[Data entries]

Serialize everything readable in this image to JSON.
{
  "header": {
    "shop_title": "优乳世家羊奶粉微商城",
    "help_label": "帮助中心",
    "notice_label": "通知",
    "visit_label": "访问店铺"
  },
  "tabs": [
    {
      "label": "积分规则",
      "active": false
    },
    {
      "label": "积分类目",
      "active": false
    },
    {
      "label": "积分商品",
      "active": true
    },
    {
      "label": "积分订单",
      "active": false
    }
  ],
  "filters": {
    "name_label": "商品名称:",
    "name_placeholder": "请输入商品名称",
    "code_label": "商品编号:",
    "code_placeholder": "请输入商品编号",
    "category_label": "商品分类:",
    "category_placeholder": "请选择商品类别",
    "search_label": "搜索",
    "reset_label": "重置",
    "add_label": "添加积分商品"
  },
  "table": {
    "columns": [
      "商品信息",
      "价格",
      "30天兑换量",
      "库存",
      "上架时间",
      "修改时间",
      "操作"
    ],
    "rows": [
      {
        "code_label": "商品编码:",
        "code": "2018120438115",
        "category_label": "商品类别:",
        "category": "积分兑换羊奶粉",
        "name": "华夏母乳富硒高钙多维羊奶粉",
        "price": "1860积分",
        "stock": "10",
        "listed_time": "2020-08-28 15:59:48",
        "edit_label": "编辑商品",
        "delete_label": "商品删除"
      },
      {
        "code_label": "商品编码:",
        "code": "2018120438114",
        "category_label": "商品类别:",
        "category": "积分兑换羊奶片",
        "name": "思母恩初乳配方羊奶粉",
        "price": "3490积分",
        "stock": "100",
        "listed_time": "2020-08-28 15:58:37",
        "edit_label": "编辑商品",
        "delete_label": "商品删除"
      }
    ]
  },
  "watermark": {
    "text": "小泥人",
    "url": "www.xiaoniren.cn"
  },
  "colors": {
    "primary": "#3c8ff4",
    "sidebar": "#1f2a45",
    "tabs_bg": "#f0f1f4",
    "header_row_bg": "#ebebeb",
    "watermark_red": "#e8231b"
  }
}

→ TASK DETAILS
Once more, set down the full listing, verbatim.

→ EXERCISE RESULT
Serialize everything readable in this image to JSON.
{
  "header": {
    "shop_title": "优乳世家羊奶粉微商城",
    "help_label": "帮助中心",
    "notice_label": "通知",
    "visit_label": "访问店铺"
  },
  "tabs": [
    {
      "label": "积分规则",
      "active": false
    },
    {
      "label": "积分类目",
      "active": false
    },
    {
      "label": "积分商品",
      "active": true
    },
    {
      "label": "积分订单",
      "active": false
    }
  ],
  "filters": {
    "name_label": "商品名称:",
    "name_placeholder": "请输入商品名称",
    "code_label": "商品编号:",
    "code_placeholder": "请输入商品编号",
    "category_label": "商品分类:",
    "category_placeholder": "请选择商品类别",
    "search_label": "搜索",
    "reset_label": "重置",
    "add_label": "添加积分商品"
  },
  "table": {
    "columns": [
      "商品信息",
      "价格",
      "30天兑换量",
      "库存",
      "上架时间",
      "修改时间",
      "操作"
    ],
    "rows": [
      {
        "code_label": "商品编码:",
        "code": "2018120438115",
        "category_label": "商品类别:",
        "category": "积分兑换羊奶粉",
        "name": "华夏母乳富硒高钙多维羊奶粉",
        "price": "1860积分",
        "stock": "10",
        "listed_time": "2020-08-28 15:59:48",
        "edit_label": "编辑商品",
        "delete_label": "商品删除"
      },
      {
        "code_label": "商品编码:",
        "code": "2018120438114",
        "category_label": "商品类别:",
        "category": "积分兑换羊奶片",
        "name": "思母恩初乳配方羊奶粉",
        "price": "3490积分",
        "stock": "100",
        "listed_time": "2020-08-28 15:58:37",
        "edit_label": "编辑商品",
        "delete_label": "商品删除"
      }
    ]
  },
  "watermark": {
    "text": "小泥人",
    "url": "www.xiaoniren.cn"
  },
  "colors": {
    "primary": "#3c8ff4",
    "sidebar": "#1f2a45",
    "tabs_bg": "#f0f1f4",
    "header_row_bg": "#ebebeb",
    "watermark_red": "#e8231b"
  }
}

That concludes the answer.